• _Text extract_
====

Bicycle groups are calling for changes to be made to Pacific Coast Highway after a 36-year-old cyclist was killed Saturday in a collision with a Metropolitan Transit Authority bus. Marisela Echeverria, a Los Angeles resident who was heavily involved in athletic charity events and aspiring to becoming a licensed architect, was declared dead at the scene.
The collision occurred on Pacific Coast Highway near Puerco Canyon Road at approximately 2:25 p.m. Saturday. The bus and the bicyclist were headed eastbound on PCH. While attempting to pass construction vehicles parked on the ocean-side shoulder of PCH, one of Echeverria’s bike tires appears to have gotten caught in the road, causing her to veer in front of the bus, according to Det. Dave Huelsen of the Los Angeles County Sheriff’s Department.
Echeverria, who was wearing a helmet, was dragged under the bus and crushed by a rear wheel. Los Angeles County coroners ruled Echeverria’s death accidental.

====

Layout records:
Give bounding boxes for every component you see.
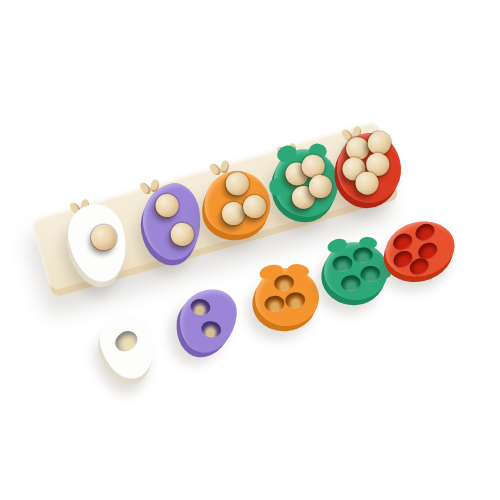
counting-hole [263,295,285,314]
red-top-piece-5-holes [380,214,461,283]
wooden-peg [168,221,195,248]
wooden-peg [225,171,251,197]
counting-hole [111,327,141,355]
wooden-peg [220,201,246,227]
green-top-piece-4-holes [322,240,390,302]
counting-hole [189,297,212,317]
wooden-peg [355,171,380,196]
counting-hole [332,254,354,273]
counting-hole [359,265,381,284]
wooden-peg [242,194,268,220]
wooden-peg [88,222,118,252]
counting-hole [200,320,223,340]
wooden-peg [367,130,392,155]
product-photo-scene [0,0,500,500]
counting-hole [413,220,438,244]
orange-top-piece-3-holes [253,266,321,328]
counting-hole [339,274,361,293]
counting-hole [273,274,295,293]
white-top-piece-1-hole [94,309,162,385]
counting-hole [285,291,307,310]
leaf-bump [326,236,349,255]
wooden-peg [154,192,181,219]
purple-top-piece-2-holes [177,286,239,356]
counting-hole [352,246,374,265]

====

According to the report on the cyclist killed on Pacific Coast Highway, at about what time did the collision happen?

At approximately 2:25 p.m. Saturday.